:: WORK INSTRUCTIONS ::
Return every line of the material below word for word, omitting the pictures.

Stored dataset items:
(begin)
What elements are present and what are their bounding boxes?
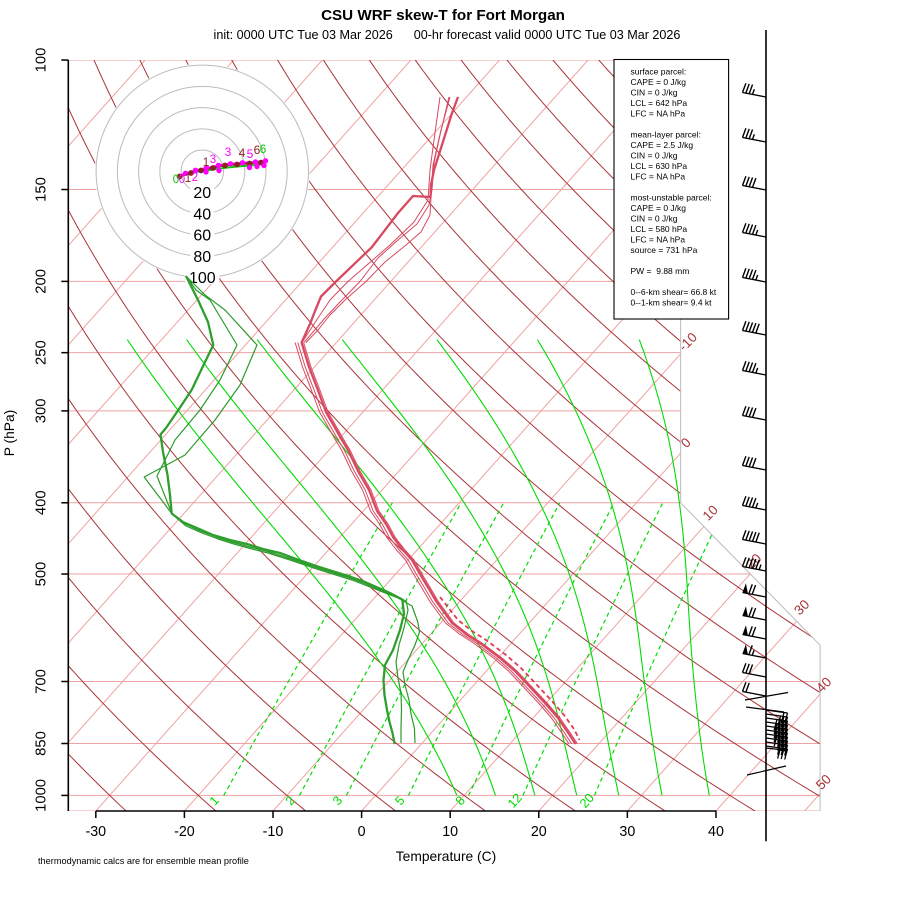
svg-text:LFC = NA hPa: LFC = NA hPa — [631, 109, 686, 119]
svg-text:PW = 9.88 mm: PW = 9.88 mm — [631, 266, 690, 276]
svg-text:CIN = 0 J/kg: CIN = 0 J/kg — [631, 214, 678, 224]
svg-text:Temperature (C): Temperature (C) — [396, 849, 496, 864]
svg-text:10: 10 — [442, 824, 458, 840]
svg-text:LCL = 630 hPa: LCL = 630 hPa — [631, 161, 688, 171]
svg-text:3: 3 — [225, 145, 232, 159]
svg-text:init: 0000 UTC Tue 03 Mar 2026: init: 0000 UTC Tue 03 Mar 2026 00-hr for… — [214, 28, 681, 42]
svg-text:CAPE = 0 J/kg: CAPE = 0 J/kg — [631, 77, 687, 87]
svg-text:100: 100 — [34, 48, 50, 73]
svg-text:1000: 1000 — [34, 779, 50, 812]
svg-text:surface parcel:: surface parcel: — [631, 67, 687, 77]
svg-text:CSU WRF skew-T for Fort Morgan: CSU WRF skew-T for Fort Morgan — [321, 7, 565, 24]
svg-text:30: 30 — [619, 824, 635, 840]
svg-text:3: 3 — [210, 154, 216, 166]
svg-text:source = 731 hPa: source = 731 hPa — [631, 245, 698, 255]
svg-text:200: 200 — [34, 269, 50, 294]
svg-text:400: 400 — [34, 490, 50, 515]
svg-text:0: 0 — [173, 174, 179, 186]
svg-text:CAPE = 0 J/kg: CAPE = 0 J/kg — [631, 203, 687, 213]
svg-text:500: 500 — [34, 562, 50, 587]
svg-text:20: 20 — [193, 185, 211, 202]
svg-text:mean-layer parcel:: mean-layer parcel: — [631, 130, 701, 140]
svg-text:700: 700 — [34, 669, 50, 694]
svg-text:0: 0 — [179, 174, 185, 186]
svg-text:850: 850 — [34, 731, 50, 756]
svg-text:40: 40 — [193, 206, 211, 223]
svg-text:6: 6 — [254, 143, 261, 157]
svg-text:0--6-km shear= 66.8 kt: 0--6-km shear= 66.8 kt — [631, 287, 717, 297]
svg-text:LFC = NA hPa: LFC = NA hPa — [631, 235, 686, 245]
svg-text:-20: -20 — [174, 824, 195, 840]
svg-text:150: 150 — [34, 177, 50, 202]
svg-text:2: 2 — [192, 172, 198, 184]
svg-text:CAPE = 2.5 J/kg: CAPE = 2.5 J/kg — [631, 140, 694, 150]
svg-text:40: 40 — [708, 824, 724, 840]
svg-text:5: 5 — [247, 147, 254, 161]
svg-text:1: 1 — [185, 173, 191, 185]
svg-text:100: 100 — [189, 270, 216, 287]
svg-text:250: 250 — [34, 340, 50, 365]
svg-text:1: 1 — [203, 157, 209, 169]
svg-text:P (hPa): P (hPa) — [2, 410, 17, 457]
svg-text:CIN = 0 J/kg: CIN = 0 J/kg — [631, 88, 678, 98]
svg-text:-30: -30 — [85, 824, 106, 840]
svg-text:thermodynamic calcs are for en: thermodynamic calcs are for ensemble mea… — [38, 856, 249, 866]
svg-text:300: 300 — [34, 399, 50, 424]
svg-text:6: 6 — [260, 142, 267, 156]
svg-text:most-unstable parcel:: most-unstable parcel: — [631, 193, 712, 203]
svg-text:LFC = NA hPa: LFC = NA hPa — [631, 172, 686, 182]
svg-text:-10: -10 — [263, 824, 284, 840]
svg-text:80: 80 — [193, 249, 211, 266]
svg-text:LCL = 580 hPa: LCL = 580 hPa — [631, 224, 688, 234]
svg-text:CIN = 0 J/kg: CIN = 0 J/kg — [631, 151, 678, 161]
svg-text:4: 4 — [239, 146, 246, 160]
svg-text:0: 0 — [358, 824, 366, 840]
svg-text:60: 60 — [193, 228, 211, 245]
svg-text:LCL = 642 hPa: LCL = 642 hPa — [631, 98, 688, 108]
svg-text:20: 20 — [531, 824, 547, 840]
svg-text:0--1-km shear= 9.4 kt: 0--1-km shear= 9.4 kt — [631, 298, 713, 308]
(end)
:: ANSWER TO THE EXERCISE ::
What elements are present and what are their bounding boxes?
svg-text:LFC = NA hPa: LFC = NA hPa — [631, 109, 686, 119]
svg-text:PW = 9.88 mm: PW = 9.88 mm — [631, 266, 690, 276]
svg-text:CIN = 0 J/kg: CIN = 0 J/kg — [631, 214, 678, 224]
svg-text:Temperature (C): Temperature (C) — [396, 849, 496, 864]
svg-text:10: 10 — [442, 824, 458, 840]
svg-text:LCL = 630 hPa: LCL = 630 hPa — [631, 161, 688, 171]
svg-text:3: 3 — [225, 145, 232, 159]
svg-text:init: 0000 UTC Tue 03 Mar 2026: init: 0000 UTC Tue 03 Mar 2026 00-hr for… — [214, 28, 681, 42]
svg-text:CAPE = 0 J/kg: CAPE = 0 J/kg — [631, 77, 687, 87]
svg-text:100: 100 — [34, 48, 50, 73]
svg-text:1000: 1000 — [34, 779, 50, 812]
svg-text:surface parcel:: surface parcel: — [631, 67, 687, 77]
svg-text:CSU WRF skew-T for Fort Morgan: CSU WRF skew-T for Fort Morgan — [321, 7, 565, 24]
svg-text:30: 30 — [619, 824, 635, 840]
svg-text:3: 3 — [210, 154, 216, 166]
svg-text:source = 731 hPa: source = 731 hPa — [631, 245, 698, 255]
svg-text:200: 200 — [34, 269, 50, 294]
svg-text:400: 400 — [34, 490, 50, 515]
svg-text:0: 0 — [173, 174, 179, 186]
svg-text:CAPE = 0 J/kg: CAPE = 0 J/kg — [631, 203, 687, 213]
svg-text:500: 500 — [34, 562, 50, 587]
svg-text:20: 20 — [193, 185, 211, 202]
svg-text:mean-layer parcel:: mean-layer parcel: — [631, 130, 701, 140]
svg-text:700: 700 — [34, 669, 50, 694]
svg-text:0: 0 — [179, 174, 185, 186]
svg-text:850: 850 — [34, 731, 50, 756]
svg-text:40: 40 — [193, 206, 211, 223]
svg-text:6: 6 — [254, 143, 261, 157]
svg-text:0--6-km shear= 66.8 kt: 0--6-km shear= 66.8 kt — [631, 287, 717, 297]
svg-text:LFC = NA hPa: LFC = NA hPa — [631, 235, 686, 245]
svg-text:-20: -20 — [174, 824, 195, 840]
svg-text:150: 150 — [34, 177, 50, 202]
svg-text:2: 2 — [192, 172, 198, 184]
svg-text:CAPE = 2.5 J/kg: CAPE = 2.5 J/kg — [631, 140, 694, 150]
svg-text:40: 40 — [708, 824, 724, 840]
svg-text:5: 5 — [247, 147, 254, 161]
svg-text:1: 1 — [185, 173, 191, 185]
svg-text:100: 100 — [189, 270, 216, 287]
svg-text:250: 250 — [34, 340, 50, 365]
svg-text:1: 1 — [203, 157, 209, 169]
svg-text:P (hPa): P (hPa) — [2, 410, 17, 457]
svg-text:CIN = 0 J/kg: CIN = 0 J/kg — [631, 88, 678, 98]
svg-text:-30: -30 — [85, 824, 106, 840]
svg-text:thermodynamic calcs are for en: thermodynamic calcs are for ensemble mea… — [38, 856, 249, 866]
svg-text:300: 300 — [34, 399, 50, 424]
svg-text:6: 6 — [260, 142, 267, 156]
svg-text:most-unstable parcel:: most-unstable parcel: — [631, 193, 712, 203]
svg-text:LFC = NA hPa: LFC = NA hPa — [631, 172, 686, 182]
svg-text:-10: -10 — [263, 824, 284, 840]
svg-text:80: 80 — [193, 249, 211, 266]
svg-text:LCL = 580 hPa: LCL = 580 hPa — [631, 224, 688, 234]
svg-text:CIN = 0 J/kg: CIN = 0 J/kg — [631, 151, 678, 161]
svg-text:4: 4 — [239, 146, 246, 160]
svg-text:0: 0 — [358, 824, 366, 840]
svg-text:60: 60 — [193, 228, 211, 245]
svg-text:LCL = 642 hPa: LCL = 642 hPa — [631, 98, 688, 108]
svg-text:20: 20 — [531, 824, 547, 840]
svg-text:0--1-km shear= 9.4 kt: 0--1-km shear= 9.4 kt — [631, 298, 713, 308]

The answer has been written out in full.